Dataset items
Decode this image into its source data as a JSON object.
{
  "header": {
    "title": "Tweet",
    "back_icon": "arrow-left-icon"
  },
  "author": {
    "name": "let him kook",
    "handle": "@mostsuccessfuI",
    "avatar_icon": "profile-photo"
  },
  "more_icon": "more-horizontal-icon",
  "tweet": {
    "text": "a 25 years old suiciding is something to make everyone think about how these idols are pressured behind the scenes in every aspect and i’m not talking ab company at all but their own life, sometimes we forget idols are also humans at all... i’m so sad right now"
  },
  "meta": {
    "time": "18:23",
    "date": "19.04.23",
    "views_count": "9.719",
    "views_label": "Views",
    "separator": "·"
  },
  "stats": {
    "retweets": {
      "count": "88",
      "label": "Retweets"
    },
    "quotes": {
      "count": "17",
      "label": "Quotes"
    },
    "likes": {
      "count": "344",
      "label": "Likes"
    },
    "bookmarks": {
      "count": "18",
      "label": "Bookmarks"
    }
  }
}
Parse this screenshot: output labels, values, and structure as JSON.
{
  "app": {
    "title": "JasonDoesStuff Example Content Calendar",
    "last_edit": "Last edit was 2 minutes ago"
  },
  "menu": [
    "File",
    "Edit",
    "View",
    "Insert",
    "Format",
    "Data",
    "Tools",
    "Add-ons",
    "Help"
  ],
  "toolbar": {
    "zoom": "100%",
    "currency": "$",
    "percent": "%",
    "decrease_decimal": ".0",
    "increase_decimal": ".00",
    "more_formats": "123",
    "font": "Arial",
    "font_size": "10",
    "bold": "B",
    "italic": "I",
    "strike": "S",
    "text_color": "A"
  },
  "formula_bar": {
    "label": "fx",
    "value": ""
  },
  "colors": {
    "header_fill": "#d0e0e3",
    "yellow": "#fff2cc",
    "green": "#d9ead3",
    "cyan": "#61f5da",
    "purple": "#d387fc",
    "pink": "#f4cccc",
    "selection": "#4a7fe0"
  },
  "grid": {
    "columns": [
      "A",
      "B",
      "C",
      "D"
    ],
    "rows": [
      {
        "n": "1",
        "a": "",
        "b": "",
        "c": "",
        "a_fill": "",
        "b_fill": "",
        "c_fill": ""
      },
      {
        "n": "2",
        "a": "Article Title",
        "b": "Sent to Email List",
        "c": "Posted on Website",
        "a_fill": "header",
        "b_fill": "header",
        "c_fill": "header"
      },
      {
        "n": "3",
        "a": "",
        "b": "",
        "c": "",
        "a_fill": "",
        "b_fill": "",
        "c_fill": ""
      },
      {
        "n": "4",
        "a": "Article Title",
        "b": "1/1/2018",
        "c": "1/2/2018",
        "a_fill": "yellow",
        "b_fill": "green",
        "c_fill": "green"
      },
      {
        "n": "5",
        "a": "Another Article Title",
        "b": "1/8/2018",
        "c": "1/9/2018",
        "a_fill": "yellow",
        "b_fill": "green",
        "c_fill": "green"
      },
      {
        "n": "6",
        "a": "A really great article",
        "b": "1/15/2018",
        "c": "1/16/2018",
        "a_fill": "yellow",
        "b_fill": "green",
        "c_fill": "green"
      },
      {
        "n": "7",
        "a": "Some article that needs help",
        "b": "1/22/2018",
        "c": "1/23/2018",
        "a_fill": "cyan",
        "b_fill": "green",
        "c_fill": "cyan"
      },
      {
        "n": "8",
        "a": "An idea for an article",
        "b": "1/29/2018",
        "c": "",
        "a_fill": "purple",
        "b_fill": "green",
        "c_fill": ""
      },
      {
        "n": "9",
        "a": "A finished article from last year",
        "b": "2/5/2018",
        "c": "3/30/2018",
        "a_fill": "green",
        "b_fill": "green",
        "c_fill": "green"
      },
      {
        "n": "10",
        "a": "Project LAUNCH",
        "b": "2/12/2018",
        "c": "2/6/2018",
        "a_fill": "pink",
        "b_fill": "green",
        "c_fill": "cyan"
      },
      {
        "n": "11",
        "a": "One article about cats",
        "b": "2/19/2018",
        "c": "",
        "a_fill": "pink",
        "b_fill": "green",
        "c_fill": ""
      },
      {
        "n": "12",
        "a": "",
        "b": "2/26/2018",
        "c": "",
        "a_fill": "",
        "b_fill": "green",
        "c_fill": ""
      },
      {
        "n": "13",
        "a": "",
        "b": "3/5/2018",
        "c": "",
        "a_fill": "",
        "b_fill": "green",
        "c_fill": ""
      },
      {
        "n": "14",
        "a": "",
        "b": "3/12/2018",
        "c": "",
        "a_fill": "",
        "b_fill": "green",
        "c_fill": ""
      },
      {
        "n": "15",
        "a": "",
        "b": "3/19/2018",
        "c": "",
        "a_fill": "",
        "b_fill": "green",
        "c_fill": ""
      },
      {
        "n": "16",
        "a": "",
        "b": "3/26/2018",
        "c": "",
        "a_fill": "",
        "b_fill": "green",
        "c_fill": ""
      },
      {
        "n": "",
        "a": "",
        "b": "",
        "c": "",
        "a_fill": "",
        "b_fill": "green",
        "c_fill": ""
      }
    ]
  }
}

Aim :: Above are the records. Copy every line in them holding "JSON".

Exercise solution ::
Decode this image into its source data as a JSON object.
Parse this screenshot: output labels, values, and structure as JSON.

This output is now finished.